GOAL
Using the records below, locate all lines containing "просите" and return them.

Extracted records
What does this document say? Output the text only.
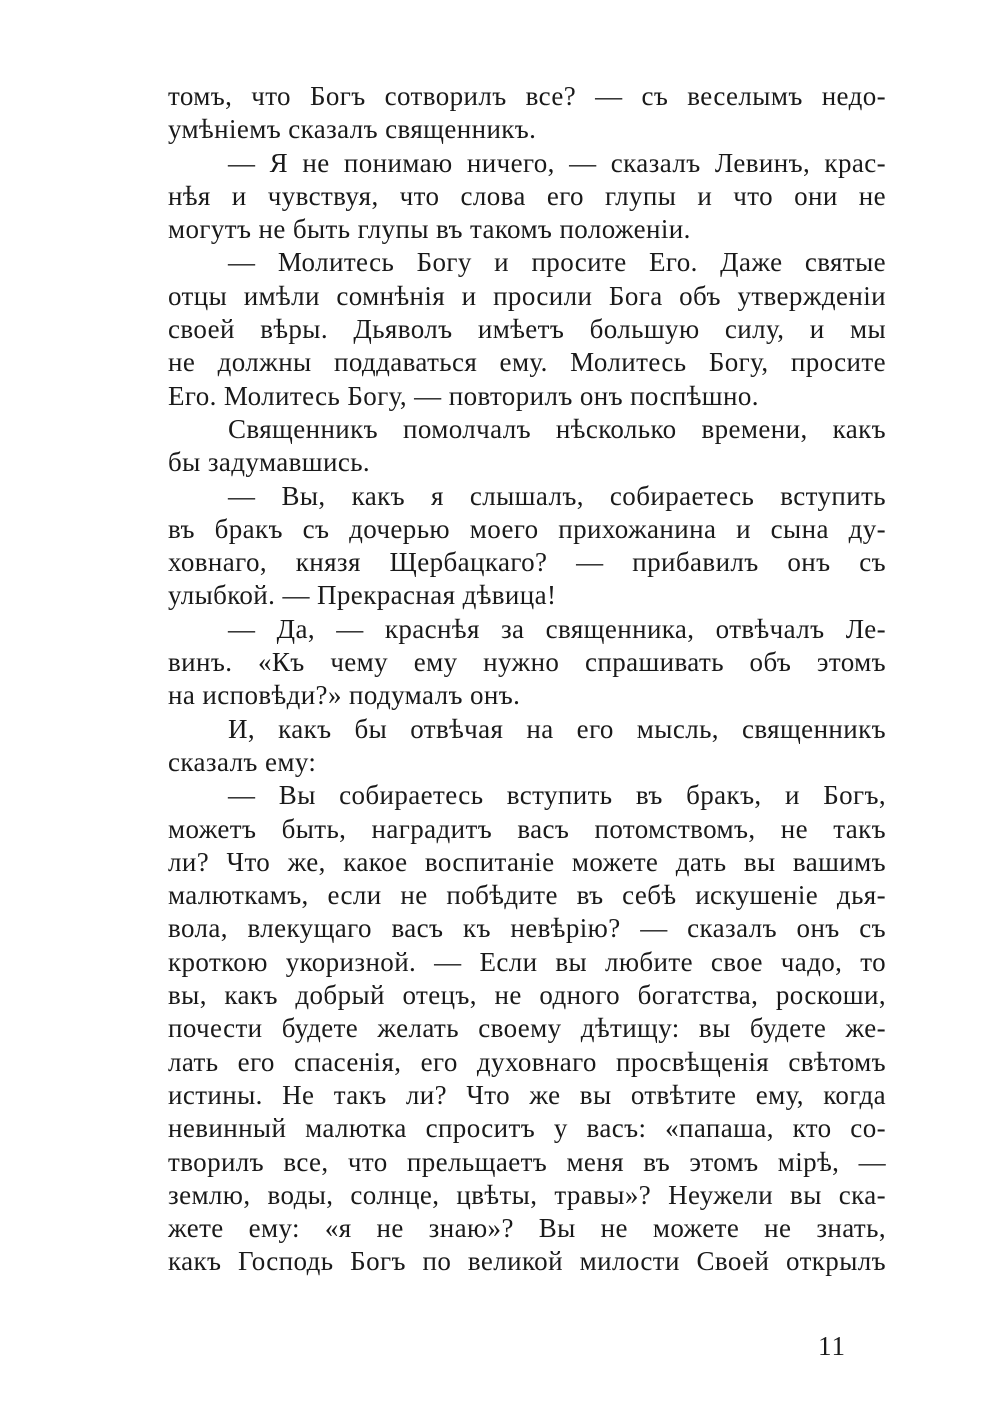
томъ, что Богъ сотворилъ все? — съ веселымъ недо-
умѣніемъ сказалъ священникъ.
— Я не понимаю ничего, — сказалъ Левинъ, крас-
нѣя и чувствуя, что слова его глупы и что они не
могутъ не быть глупы въ такомъ положеніи.
— Молитесь Богу и просите Его. Даже святые
отцы имѣли сомнѣнія и просили Бога объ утвержденіи
своей вѣры. Дьяволъ имѣетъ большую силу, и мы
не должны поддаваться ему. Молитесь Богу, просите
Его. Молитесь Богу, — повторилъ онъ поспѣшно.
Священникъ помолчалъ нѣсколько времени, какъ
бы задумавшись.
— Вы, какъ я слышалъ, собираетесь вступить
въ бракъ съ дочерью моего прихожанина и сына ду-
ховнаго, князя Щербацкаго? — прибавилъ онъ съ
улыбкой. — Прекрасная дѣвица!
— Да, — краснѣя за священника, отвѣчалъ Ле-
винъ. «Къ чему ему нужно спрашивать объ этомъ
на исповѣди?» подумалъ онъ.
И, какъ бы отвѣчая на его мысль, священникъ
сказалъ ему:
— Вы собираетесь вступить въ бракъ, и Богъ,
можетъ быть, наградитъ васъ потомствомъ, не такъ
ли? Что же, какое воспитаніе можете дать вы вашимъ
малюткамъ, если не побѣдите въ себѣ искушеніе дья-
вола, влекущаго васъ къ невѣрію? — сказалъ онъ съ
кроткою укоризной. — Если вы любите свое чадо, то
вы, какъ добрый отецъ, не одного богатства, роскоши,
почести будете желать своему дѣтищу: вы будете же-
лать его спасенія, его духовнаго просвѣщенія свѣтомъ
истины. Не такъ ли? Что же вы отвѣтите ему, когда
невинный малютка спроситъ у васъ: «папаша, кто со-
творилъ все, что прельщаетъ меня въ этомъ мірѣ, —
землю, воды, солнце, цвѣты, травы»? Неужели вы ска-
жете ему: «я не знаю»? Вы не можете не знать,
какъ Господь Богъ по великой милости Своей открылъ
11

REPLY
— Молитесь Богу и просите Его. Даже святые
не должны поддаваться ему. Молитесь Богу, просите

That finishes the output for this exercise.